● Entries supplied:

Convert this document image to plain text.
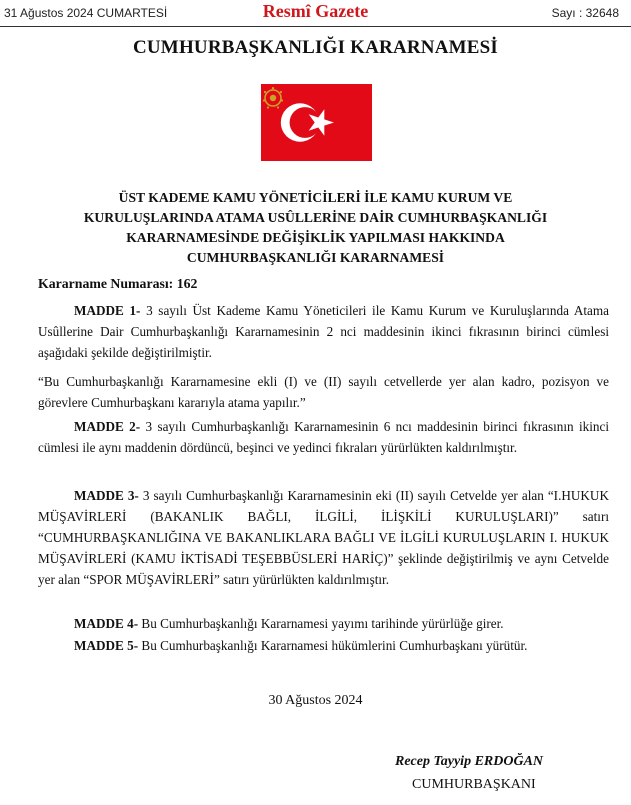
31 Ağustos 2024 CUMARTESİ	Resmî Gazete	Sayı : 32648
CUMHURBAŞKANLIĞI KARARNAMESİ
ÜST KADEME KAMU YÖNETİCİLERİ İLE KAMU KURUM VE
KURULUŞLARINDA ATAMA USÛLLERİNE DAİR CUMHURBAŞKANLIĞI
KARARNAMESİNDE DEĞİŞİKLİK YAPILMASI HAKKINDA
CUMHURBAŞKANLIĞI KARARNAMESİ
Kararname Numarası: 162
MADDE 1- 3 sayılı Üst Kademe Kamu Yöneticileri ile Kamu Kurum ve Kuruluşlarında Atama Usûllerine Dair Cumhurbaşkanlığı Kararnamesinin 2 nci maddesinin ikinci fıkrasının birinci cümlesi aşağıdaki şekilde değiştirilmiştir.
“Bu Cumhurbaşkanlığı Kararnamesine ekli (I) ve (II) sayılı cetvellerde yer alan kadro, pozisyon ve görevlere Cumhurbaşkanı kararıyla atama yapılır.”
MADDE 2- 3 sayılı Cumhurbaşkanlığı Kararnamesinin 6 ncı maddesinin birinci fıkrasının ikinci cümlesi ile aynı maddenin dördüncü, beşinci ve yedinci fıkraları yürürlükten kaldırılmıştır.
MADDE 3- 3 sayılı Cumhurbaşkanlığı Kararnamesinin eki (II) sayılı Cetvelde yer alan “I.HUKUK MÜŞAVİRLERİ (BAKANLIK BAĞLI, İLGİLİ, İLİŞKİLİ KURULUŞLARI)” satırı “CUMHURBAŞKANLIĞINA VE BAKANLIKLARA BAĞLI VE İLGİLİ KURULUŞLARIN I. HUKUK MÜŞAVİRLERİ (KAMU İKTİSADİ TEŞEBBÜSLERİ HARİÇ)” şeklinde değiştirilmiş ve aynı Cetvelde yer alan “SPOR MÜŞAVİRLERİ” satırı yürürlükten kaldırılmıştır.
MADDE 4- Bu Cumhurbaşkanlığı Kararnamesi yayımı tarihinde yürürlüğe girer.
MADDE 5- Bu Cumhurbaşkanlığı Kararnamesi hükümlerini Cumhurbaşkanı yürütür.
30 Ağustos 2024
Recep Tayyip ERDOĞAN
CUMHURBAŞKANI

● Set problem:
Write out the data precisely as given, excluding the pictures.

● Solution:
Convert this document image to plain text.
31 Ağustos 2024 CUMARTESİ	Resmî Gazete	Sayı : 32648
CUMHURBAŞKANLIĞI KARARNAMESİ
ÜST KADEME KAMU YÖNETİCİLERİ İLE KAMU KURUM VE
KURULUŞLARINDA ATAMA USÛLLERİNE DAİR CUMHURBAŞKANLIĞI
KARARNAMESİNDE DEĞİŞİKLİK YAPILMASI HAKKINDA
CUMHURBAŞKANLIĞI KARARNAMESİ
Kararname Numarası: 162
MADDE 1- 3 sayılı Üst Kademe Kamu Yöneticileri ile Kamu Kurum ve Kuruluşlarında Atama Usûllerine Dair Cumhurbaşkanlığı Kararnamesinin 2 nci maddesinin ikinci fıkrasının birinci cümlesi aşağıdaki şekilde değiştirilmiştir.
“Bu Cumhurbaşkanlığı Kararnamesine ekli (I) ve (II) sayılı cetvellerde yer alan kadro, pozisyon ve görevlere Cumhurbaşkanı kararıyla atama yapılır.”
MADDE 2- 3 sayılı Cumhurbaşkanlığı Kararnamesinin 6 ncı maddesinin birinci fıkrasının ikinci cümlesi ile aynı maddenin dördüncü, beşinci ve yedinci fıkraları yürürlükten kaldırılmıştır.
MADDE 3- 3 sayılı Cumhurbaşkanlığı Kararnamesinin eki (II) sayılı Cetvelde yer alan “I.HUKUK MÜŞAVİRLERİ (BAKANLIK BAĞLI, İLGİLİ, İLİŞKİLİ KURULUŞLARI)” satırı “CUMHURBAŞKANLIĞINA VE BAKANLIKLARA BAĞLI VE İLGİLİ KURULUŞLARIN I. HUKUK MÜŞAVİRLERİ (KAMU İKTİSADİ TEŞEBBÜSLERİ HARİÇ)” şeklinde değiştirilmiş ve aynı Cetvelde yer alan “SPOR MÜŞAVİRLERİ” satırı yürürlükten kaldırılmıştır.
MADDE 4- Bu Cumhurbaşkanlığı Kararnamesi yayımı tarihinde yürürlüğe girer.
MADDE 5- Bu Cumhurbaşkanlığı Kararnamesi hükümlerini Cumhurbaşkanı yürütür.
30 Ağustos 2024
Recep Tayyip ERDOĞAN
CUMHURBAŞKANI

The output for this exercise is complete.